Problem requirements
Give the entries again, word for word.

Source material
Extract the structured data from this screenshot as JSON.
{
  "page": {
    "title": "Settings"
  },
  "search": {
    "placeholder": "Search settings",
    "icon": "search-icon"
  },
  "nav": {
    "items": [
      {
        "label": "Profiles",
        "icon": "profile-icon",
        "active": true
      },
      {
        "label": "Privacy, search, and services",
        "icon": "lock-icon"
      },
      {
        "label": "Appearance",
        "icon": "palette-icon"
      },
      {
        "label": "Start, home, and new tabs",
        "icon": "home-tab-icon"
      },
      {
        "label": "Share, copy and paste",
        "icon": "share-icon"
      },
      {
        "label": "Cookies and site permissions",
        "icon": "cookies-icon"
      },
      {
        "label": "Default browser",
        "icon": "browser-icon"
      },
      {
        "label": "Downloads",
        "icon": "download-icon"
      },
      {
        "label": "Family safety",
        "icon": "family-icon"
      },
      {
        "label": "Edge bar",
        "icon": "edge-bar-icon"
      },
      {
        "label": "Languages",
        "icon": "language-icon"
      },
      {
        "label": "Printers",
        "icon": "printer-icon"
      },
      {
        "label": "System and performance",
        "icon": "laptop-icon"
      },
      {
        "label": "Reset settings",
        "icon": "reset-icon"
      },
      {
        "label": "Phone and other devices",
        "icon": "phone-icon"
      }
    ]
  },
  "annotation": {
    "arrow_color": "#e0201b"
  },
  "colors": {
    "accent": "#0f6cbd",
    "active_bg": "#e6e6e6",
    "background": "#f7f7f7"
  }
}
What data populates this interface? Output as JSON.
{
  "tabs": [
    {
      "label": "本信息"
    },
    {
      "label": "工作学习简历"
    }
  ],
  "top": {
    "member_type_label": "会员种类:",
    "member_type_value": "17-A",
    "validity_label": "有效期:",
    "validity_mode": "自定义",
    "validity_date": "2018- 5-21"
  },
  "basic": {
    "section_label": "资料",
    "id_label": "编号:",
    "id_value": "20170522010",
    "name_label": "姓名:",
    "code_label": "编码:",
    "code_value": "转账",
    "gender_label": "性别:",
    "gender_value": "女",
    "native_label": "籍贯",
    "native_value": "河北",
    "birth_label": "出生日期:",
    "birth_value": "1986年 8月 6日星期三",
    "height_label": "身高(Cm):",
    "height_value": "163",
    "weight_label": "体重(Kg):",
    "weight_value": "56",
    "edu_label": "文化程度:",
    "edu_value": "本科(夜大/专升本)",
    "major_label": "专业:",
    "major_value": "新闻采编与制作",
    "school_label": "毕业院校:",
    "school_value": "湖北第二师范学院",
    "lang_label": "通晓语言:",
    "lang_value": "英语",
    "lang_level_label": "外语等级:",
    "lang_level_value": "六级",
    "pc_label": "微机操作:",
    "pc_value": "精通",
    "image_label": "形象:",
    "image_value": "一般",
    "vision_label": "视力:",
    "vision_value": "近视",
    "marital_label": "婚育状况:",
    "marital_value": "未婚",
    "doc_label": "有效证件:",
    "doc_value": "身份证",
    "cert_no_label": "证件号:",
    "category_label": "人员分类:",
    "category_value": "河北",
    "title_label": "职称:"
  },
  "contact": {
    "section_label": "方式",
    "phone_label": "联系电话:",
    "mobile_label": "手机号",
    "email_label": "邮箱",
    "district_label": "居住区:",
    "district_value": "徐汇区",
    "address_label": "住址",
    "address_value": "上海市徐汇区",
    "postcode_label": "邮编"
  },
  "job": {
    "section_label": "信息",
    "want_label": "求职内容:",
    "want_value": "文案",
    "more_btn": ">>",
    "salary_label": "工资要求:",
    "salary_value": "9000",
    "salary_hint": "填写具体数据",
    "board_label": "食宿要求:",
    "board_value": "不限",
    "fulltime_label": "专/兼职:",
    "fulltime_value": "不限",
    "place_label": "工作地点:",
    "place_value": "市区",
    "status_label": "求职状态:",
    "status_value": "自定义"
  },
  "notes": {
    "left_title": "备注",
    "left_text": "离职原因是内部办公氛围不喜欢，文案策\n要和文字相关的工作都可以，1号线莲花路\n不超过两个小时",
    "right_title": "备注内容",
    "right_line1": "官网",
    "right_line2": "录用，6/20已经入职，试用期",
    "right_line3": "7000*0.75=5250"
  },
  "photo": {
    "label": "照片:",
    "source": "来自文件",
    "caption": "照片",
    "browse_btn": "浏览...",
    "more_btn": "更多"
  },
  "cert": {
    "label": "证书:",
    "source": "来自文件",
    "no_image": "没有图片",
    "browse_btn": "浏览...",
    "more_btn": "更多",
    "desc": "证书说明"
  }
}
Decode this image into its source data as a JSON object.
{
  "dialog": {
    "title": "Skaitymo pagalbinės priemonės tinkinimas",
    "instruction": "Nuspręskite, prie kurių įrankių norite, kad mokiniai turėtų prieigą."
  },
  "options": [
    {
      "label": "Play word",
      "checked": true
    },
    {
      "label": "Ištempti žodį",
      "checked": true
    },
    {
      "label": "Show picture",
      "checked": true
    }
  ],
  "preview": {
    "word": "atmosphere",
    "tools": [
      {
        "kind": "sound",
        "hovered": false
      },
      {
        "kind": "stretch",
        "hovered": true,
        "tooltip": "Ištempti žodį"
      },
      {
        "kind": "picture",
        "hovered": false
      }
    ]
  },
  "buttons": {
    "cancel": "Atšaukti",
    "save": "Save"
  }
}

Worked solution
Extract the structured data from this screenshot as JSON.
{
  "page": {
    "title": "Settings"
  },
  "search": {
    "placeholder": "Search settings",
    "icon": "search-icon"
  },
  "nav": {
    "items": [
      {
        "label": "Profiles",
        "icon": "profile-icon",
        "active": true
      },
      {
        "label": "Privacy, search, and services",
        "icon": "lock-icon"
      },
      {
        "label": "Appearance",
        "icon": "palette-icon"
      },
      {
        "label": "Start, home, and new tabs",
        "icon": "home-tab-icon"
      },
      {
        "label": "Share, copy and paste",
        "icon": "share-icon"
      },
      {
        "label": "Cookies and site permissions",
        "icon": "cookies-icon"
      },
      {
        "label": "Default browser",
        "icon": "browser-icon"
      },
      {
        "label": "Downloads",
        "icon": "download-icon"
      },
      {
        "label": "Family safety",
        "icon": "family-icon"
      },
      {
        "label": "Edge bar",
        "icon": "edge-bar-icon"
      },
      {
        "label": "Languages",
        "icon": "language-icon"
      },
      {
        "label": "Printers",
        "icon": "printer-icon"
      },
      {
        "label": "System and performance",
        "icon": "laptop-icon"
      },
      {
        "label": "Reset settings",
        "icon": "reset-icon"
      },
      {
        "label": "Phone and other devices",
        "icon": "phone-icon"
      }
    ]
  },
  "annotation": {
    "arrow_color": "#e0201b"
  },
  "colors": {
    "accent": "#0f6cbd",
    "active_bg": "#e6e6e6",
    "background": "#f7f7f7"
  }
}
What data populates this interface? Output as JSON.
{
  "tabs": [
    {
      "label": "本信息"
    },
    {
      "label": "工作学习简历"
    }
  ],
  "top": {
    "member_type_label": "会员种类:",
    "member_type_value": "17-A",
    "validity_label": "有效期:",
    "validity_mode": "自定义",
    "validity_date": "2018- 5-21"
  },
  "basic": {
    "section_label": "资料",
    "id_label": "编号:",
    "id_value": "20170522010",
    "name_label": "姓名:",
    "code_label": "编码:",
    "code_value": "转账",
    "gender_label": "性别:",
    "gender_value": "女",
    "native_label": "籍贯",
    "native_value": "河北",
    "birth_label": "出生日期:",
    "birth_value": "1986年 8月 6日星期三",
    "height_label": "身高(Cm):",
    "height_value": "163",
    "weight_label": "体重(Kg):",
    "weight_value": "56",
    "edu_label": "文化程度:",
    "edu_value": "本科(夜大/专升本)",
    "major_label": "专业:",
    "major_value": "新闻采编与制作",
    "school_label": "毕业院校:",
    "school_value": "湖北第二师范学院",
    "lang_label": "通晓语言:",
    "lang_value": "英语",
    "lang_level_label": "外语等级:",
    "lang_level_value": "六级",
    "pc_label": "微机操作:",
    "pc_value": "精通",
    "image_label": "形象:",
    "image_value": "一般",
    "vision_label": "视力:",
    "vision_value": "近视",
    "marital_label": "婚育状况:",
    "marital_value": "未婚",
    "doc_label": "有效证件:",
    "doc_value": "身份证",
    "cert_no_label": "证件号:",
    "category_label": "人员分类:",
    "category_value": "河北",
    "title_label": "职称:"
  },
  "contact": {
    "section_label": "方式",
    "phone_label": "联系电话:",
    "mobile_label": "手机号",
    "email_label": "邮箱",
    "district_label": "居住区:",
    "district_value": "徐汇区",
    "address_label": "住址",
    "address_value": "上海市徐汇区",
    "postcode_label": "邮编"
  },
  "job": {
    "section_label": "信息",
    "want_label": "求职内容:",
    "want_value": "文案",
    "more_btn": ">>",
    "salary_label": "工资要求:",
    "salary_value": "9000",
    "salary_hint": "填写具体数据",
    "board_label": "食宿要求:",
    "board_value": "不限",
    "fulltime_label": "专/兼职:",
    "fulltime_value": "不限",
    "place_label": "工作地点:",
    "place_value": "市区",
    "status_label": "求职状态:",
    "status_value": "自定义"
  },
  "notes": {
    "left_title": "备注",
    "left_text": "离职原因是内部办公氛围不喜欢，文案策\n要和文字相关的工作都可以，1号线莲花路\n不超过两个小时",
    "right_title": "备注内容",
    "right_line1": "官网",
    "right_line2": "录用，6/20已经入职，试用期",
    "right_line3": "7000*0.75=5250"
  },
  "photo": {
    "label": "照片:",
    "source": "来自文件",
    "caption": "照片",
    "browse_btn": "浏览...",
    "more_btn": "更多"
  },
  "cert": {
    "label": "证书:",
    "source": "来自文件",
    "no_image": "没有图片",
    "browse_btn": "浏览...",
    "more_btn": "更多",
    "desc": "证书说明"
  }
}
Decode this image into its source data as a JSON object.
{
  "dialog": {
    "title": "Skaitymo pagalbinės priemonės tinkinimas",
    "instruction": "Nuspręskite, prie kurių įrankių norite, kad mokiniai turėtų prieigą."
  },
  "options": [
    {
      "label": "Play word",
      "checked": true
    },
    {
      "label": "Ištempti žodį",
      "checked": true
    },
    {
      "label": "Show picture",
      "checked": true
    }
  ],
  "preview": {
    "word": "atmosphere",
    "tools": [
      {
        "kind": "sound",
        "hovered": false
      },
      {
        "kind": "stretch",
        "hovered": true,
        "tooltip": "Ištempti žodį"
      },
      {
        "kind": "picture",
        "hovered": false
      }
    ]
  },
  "buttons": {
    "cancel": "Atšaukti",
    "save": "Save"
  }
}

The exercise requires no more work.